**What to work on**
Reproduce the announcement about UCLA's 2009 Sloan Research Fellowships word for word, from its headline through its final sentence.

4 UCLA scientists awarded prestigious Sloan Research Fellowships
Date: 2009-02-20
Contact: Stuart Wolpert
Phone: (310_ 206-0511
Email: swolpert@support.ucla.edu
Four exceptional young scientists at UCLA are among 118 scientists and scholars from 61 colleges and universities in the United States and Canada to receive 2009 Sloan Research Fellowships from the Alfred P. Sloan Foundation.

The fellowships are awarded to "exceptional young researchers" based on their "outstanding promise of making fundamental contributions to new knowledge," according to the New York-based foundation.

UCLA is tied for fifth in the nation in the number of 2009 Sloan Research Fellowships awarded to its faculty members, along with Princeton University and the University of Wisconsin, Madison. Only the University of California, Berkeley; Harvard University; the Massachusetts Institute of Technology; and the University of Chicago have more 2009 fellows.

The UCLA recipients are:

Paula Diaconescu
Assistant professor of chemistry and biochemistry and an expert on inorganic chemistry, whose research involves the design and synthesis of complexes with specific geometric and electronic properties.
(http://copper.chem.ucla.edu/pldgroup/index.htm )

Eleazar Eskin
Assistant professor of computer science and human genetics, who develops techniques for solving the computational problems that arise in attempting to understand the genetic basis of human disease.
(http://zarlab.cs.ucla.edu)

Patrik Guggenberger
Assistant professor of economics and an expert on econometrics, who develops statistical methods that are of use for estimation and testing of economic models.
(www.econ.ucla.edu/people/faculty/Guggenberger.html)

Yi Tang
Associate professor of chemical and biomolecular engineering and an expert on natural product biochemistry, engineered biosynthesis, biocatalysis and protein engineering, and biomaterials.
(www.seas.ucla.edu/~yitang/index.htm)

Sloan Research Fellowships are intended to enhance the careers of exceptional young scientists and scholars in physics, chemistry, mathematics, neuroscience, economics, computer science and molecular biology.

UCLA is California's largest university, with an enrollment of nearly 38,000 undergraduate and graduate students. The UCLA College of Letters and Science and the university's 11 professional schools feature renowned faculty and offer more than 323 degree programs and majors. UCLA is a national and international leader in the breadth and quality of its academic, research, health care, cultural, continuing education and athletic programs. Four alumni and five faculty have been awarded the Nobel Prize.

**Material provided**
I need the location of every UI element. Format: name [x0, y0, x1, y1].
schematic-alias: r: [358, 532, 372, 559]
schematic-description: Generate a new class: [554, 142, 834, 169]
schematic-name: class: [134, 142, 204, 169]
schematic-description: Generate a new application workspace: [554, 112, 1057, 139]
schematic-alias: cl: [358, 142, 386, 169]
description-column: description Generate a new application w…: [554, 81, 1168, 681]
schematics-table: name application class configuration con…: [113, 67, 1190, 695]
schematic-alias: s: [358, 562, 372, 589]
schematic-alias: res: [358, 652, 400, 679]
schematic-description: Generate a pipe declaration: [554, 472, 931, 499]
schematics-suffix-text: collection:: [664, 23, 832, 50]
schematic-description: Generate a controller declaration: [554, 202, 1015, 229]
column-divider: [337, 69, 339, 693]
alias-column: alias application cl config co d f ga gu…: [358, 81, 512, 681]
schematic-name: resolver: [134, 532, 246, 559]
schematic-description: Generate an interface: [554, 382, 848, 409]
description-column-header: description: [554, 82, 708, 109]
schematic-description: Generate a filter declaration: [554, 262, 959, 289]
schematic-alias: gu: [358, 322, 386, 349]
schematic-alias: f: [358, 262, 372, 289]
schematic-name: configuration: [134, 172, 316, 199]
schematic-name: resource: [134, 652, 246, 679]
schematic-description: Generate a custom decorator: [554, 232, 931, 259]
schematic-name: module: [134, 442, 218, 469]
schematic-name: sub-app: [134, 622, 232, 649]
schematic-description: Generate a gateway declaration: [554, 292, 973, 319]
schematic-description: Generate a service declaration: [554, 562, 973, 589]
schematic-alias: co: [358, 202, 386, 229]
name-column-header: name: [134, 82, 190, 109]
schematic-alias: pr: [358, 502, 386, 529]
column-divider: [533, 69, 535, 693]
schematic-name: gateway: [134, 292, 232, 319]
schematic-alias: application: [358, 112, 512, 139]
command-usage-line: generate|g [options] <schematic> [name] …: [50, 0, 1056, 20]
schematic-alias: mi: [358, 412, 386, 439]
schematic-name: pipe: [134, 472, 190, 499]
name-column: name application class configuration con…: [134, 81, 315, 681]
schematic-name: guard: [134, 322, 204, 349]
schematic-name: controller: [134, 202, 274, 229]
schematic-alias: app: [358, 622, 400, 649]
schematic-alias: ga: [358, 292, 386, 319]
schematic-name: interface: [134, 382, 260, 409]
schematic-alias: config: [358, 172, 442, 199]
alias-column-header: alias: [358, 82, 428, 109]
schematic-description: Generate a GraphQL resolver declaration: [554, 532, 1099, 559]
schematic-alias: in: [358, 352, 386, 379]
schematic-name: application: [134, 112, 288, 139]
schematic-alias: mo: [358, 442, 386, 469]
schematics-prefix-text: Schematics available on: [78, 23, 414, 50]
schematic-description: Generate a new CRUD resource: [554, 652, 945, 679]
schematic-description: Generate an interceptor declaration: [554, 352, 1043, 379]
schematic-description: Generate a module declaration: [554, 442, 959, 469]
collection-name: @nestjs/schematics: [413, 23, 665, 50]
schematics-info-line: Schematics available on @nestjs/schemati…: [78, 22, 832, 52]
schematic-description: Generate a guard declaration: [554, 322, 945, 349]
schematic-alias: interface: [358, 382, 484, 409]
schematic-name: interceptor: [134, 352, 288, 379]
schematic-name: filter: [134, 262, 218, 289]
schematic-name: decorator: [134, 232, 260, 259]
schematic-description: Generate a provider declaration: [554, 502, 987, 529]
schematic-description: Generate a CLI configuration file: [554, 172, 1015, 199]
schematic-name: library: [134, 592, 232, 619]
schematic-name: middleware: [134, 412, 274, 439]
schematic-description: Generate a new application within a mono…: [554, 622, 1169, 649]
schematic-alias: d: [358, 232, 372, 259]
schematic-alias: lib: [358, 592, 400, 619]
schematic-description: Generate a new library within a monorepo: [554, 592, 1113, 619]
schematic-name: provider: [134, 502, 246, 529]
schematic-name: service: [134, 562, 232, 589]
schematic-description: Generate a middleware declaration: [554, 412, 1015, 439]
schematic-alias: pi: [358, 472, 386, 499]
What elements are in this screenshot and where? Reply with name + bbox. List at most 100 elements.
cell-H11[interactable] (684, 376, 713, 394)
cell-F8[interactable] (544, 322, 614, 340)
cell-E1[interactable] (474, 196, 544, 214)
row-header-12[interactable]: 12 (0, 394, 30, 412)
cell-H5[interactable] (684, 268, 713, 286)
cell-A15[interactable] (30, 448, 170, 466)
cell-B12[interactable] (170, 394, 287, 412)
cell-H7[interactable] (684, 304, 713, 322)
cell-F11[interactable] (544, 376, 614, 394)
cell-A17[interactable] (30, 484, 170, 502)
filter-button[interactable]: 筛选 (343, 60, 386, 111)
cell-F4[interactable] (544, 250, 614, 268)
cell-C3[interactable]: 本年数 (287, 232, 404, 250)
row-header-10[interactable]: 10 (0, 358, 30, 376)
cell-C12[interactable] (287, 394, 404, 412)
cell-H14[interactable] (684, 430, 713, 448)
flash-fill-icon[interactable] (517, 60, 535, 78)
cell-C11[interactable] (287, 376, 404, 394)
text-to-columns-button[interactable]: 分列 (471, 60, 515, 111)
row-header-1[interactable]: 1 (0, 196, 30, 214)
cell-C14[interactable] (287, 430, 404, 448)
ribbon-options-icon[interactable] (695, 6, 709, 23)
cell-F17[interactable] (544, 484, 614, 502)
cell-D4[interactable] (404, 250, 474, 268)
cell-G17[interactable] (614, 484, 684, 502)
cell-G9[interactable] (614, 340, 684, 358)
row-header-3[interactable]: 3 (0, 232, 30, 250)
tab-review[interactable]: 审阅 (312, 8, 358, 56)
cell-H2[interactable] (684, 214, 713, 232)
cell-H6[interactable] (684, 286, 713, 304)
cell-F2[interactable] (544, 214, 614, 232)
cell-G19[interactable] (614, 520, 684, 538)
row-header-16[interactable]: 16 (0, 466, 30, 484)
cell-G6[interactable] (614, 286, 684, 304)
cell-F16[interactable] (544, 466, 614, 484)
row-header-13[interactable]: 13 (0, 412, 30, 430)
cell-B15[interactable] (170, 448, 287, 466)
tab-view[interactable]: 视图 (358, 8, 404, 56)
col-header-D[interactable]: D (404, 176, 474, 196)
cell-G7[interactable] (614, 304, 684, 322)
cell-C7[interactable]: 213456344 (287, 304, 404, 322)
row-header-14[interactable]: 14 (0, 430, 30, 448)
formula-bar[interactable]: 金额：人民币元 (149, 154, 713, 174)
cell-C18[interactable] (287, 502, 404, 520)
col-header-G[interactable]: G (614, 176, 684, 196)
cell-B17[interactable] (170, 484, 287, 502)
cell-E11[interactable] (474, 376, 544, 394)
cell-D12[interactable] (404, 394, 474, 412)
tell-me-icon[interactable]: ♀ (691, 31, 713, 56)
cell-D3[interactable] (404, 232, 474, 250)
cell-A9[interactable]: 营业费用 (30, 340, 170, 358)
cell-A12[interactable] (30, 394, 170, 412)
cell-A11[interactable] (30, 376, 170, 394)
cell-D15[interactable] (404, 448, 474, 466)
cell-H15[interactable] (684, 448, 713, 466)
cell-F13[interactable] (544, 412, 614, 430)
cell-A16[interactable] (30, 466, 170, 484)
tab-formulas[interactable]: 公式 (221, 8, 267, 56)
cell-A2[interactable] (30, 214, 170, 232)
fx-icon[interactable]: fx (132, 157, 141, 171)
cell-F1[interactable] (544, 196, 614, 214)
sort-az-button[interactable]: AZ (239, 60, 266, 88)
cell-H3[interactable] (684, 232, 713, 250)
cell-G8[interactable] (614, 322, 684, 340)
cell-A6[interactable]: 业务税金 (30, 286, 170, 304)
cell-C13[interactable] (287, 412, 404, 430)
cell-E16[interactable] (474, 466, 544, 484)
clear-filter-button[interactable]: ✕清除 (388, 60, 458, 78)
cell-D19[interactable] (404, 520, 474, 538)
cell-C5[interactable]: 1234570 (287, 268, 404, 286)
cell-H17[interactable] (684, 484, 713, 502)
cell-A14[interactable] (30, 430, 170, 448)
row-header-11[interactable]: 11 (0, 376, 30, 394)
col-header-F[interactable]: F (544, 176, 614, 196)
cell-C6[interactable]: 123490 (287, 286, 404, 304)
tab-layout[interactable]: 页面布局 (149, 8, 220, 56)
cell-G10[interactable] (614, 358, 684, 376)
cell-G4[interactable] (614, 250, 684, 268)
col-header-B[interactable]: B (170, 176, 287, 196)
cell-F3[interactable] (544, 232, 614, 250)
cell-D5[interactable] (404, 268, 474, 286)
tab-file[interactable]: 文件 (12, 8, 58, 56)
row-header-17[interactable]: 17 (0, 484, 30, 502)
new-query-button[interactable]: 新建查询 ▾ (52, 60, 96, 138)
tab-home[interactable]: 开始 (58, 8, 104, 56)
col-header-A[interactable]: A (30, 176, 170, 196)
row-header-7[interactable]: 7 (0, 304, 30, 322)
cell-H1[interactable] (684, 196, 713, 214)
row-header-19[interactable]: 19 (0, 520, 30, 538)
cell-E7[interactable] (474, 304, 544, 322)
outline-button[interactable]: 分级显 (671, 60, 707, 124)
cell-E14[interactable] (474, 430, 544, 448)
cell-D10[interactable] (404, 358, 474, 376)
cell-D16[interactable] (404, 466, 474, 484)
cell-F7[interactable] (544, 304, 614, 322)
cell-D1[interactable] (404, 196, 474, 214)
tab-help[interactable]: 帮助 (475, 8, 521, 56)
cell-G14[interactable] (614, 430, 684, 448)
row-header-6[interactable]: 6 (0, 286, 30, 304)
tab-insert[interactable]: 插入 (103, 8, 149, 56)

**Exercise answer**
4 UCLA scientists awarded prestigious Sloan Research Fellowships
Date: 2009-02-20
Contact: Stuart Wolpert
Phone: (310_ 206-0511
Email: swolpert@support.ucla.edu
Four exceptional young scientists at UCLA are among 118 scientists and scholars from 61 colleges and universities in the United States and Canada to receive 2009 Sloan Research Fellowships from the Alfred P. Sloan Foundation.

The fellowships are awarded to "exceptional young researchers" based on their "outstanding promise of making fundamental contributions to new knowledge," according to the New York-based foundation.

UCLA is tied for fifth in the nation in the number of 2009 Sloan Research Fellowships awarded to its faculty members, along with Princeton University and the University of Wisconsin, Madison. Only the University of California, Berkeley; Harvard University; the Massachusetts Institute of Technology; and the University of Chicago have more 2009 fellows.

The UCLA recipients are:

Paula Diaconescu
Assistant professor of chemistry and biochemistry and an expert on inorganic chemistry, whose research involves the design and synthesis of complexes with specific geometric and electronic properties.
(http://copper.chem.ucla.edu/pldgroup/index.htm )

Eleazar Eskin
Assistant professor of computer science and human genetics, who develops techniques for solving the computational problems that arise in attempting to understand the genetic basis of human disease.
(http://zarlab.cs.ucla.edu)

Patrik Guggenberger
Assistant professor of economics and an expert on econometrics, who develops statistical methods that are of use for estimation and testing of economic models.
(www.econ.ucla.edu/people/faculty/Guggenberger.html)

Yi Tang
Associate professor of chemical and biomolecular engineering and an expert on natural product biochemistry, engineered biosynthesis, biocatalysis and protein engineering, and biomaterials.
(www.seas.ucla.edu/~yitang/index.htm)

Sloan Research Fellowships are intended to enhance the careers of exceptional young scientists and scholars in physics, chemistry, mathematics, neuroscience, economics, computer science and molecular biology.

UCLA is California's largest university, with an enrollment of nearly 38,000 undergraduate and graduate students. The UCLA College of Letters and Science and the university's 11 professional schools feature renowned faculty and offer more than 323 degree programs and majors. UCLA is a national and international leader in the breadth and quality of its academic, research, health care, cultural, continuing education and athletic programs. Four alumni and five faculty have been awarded the Nobel Prize.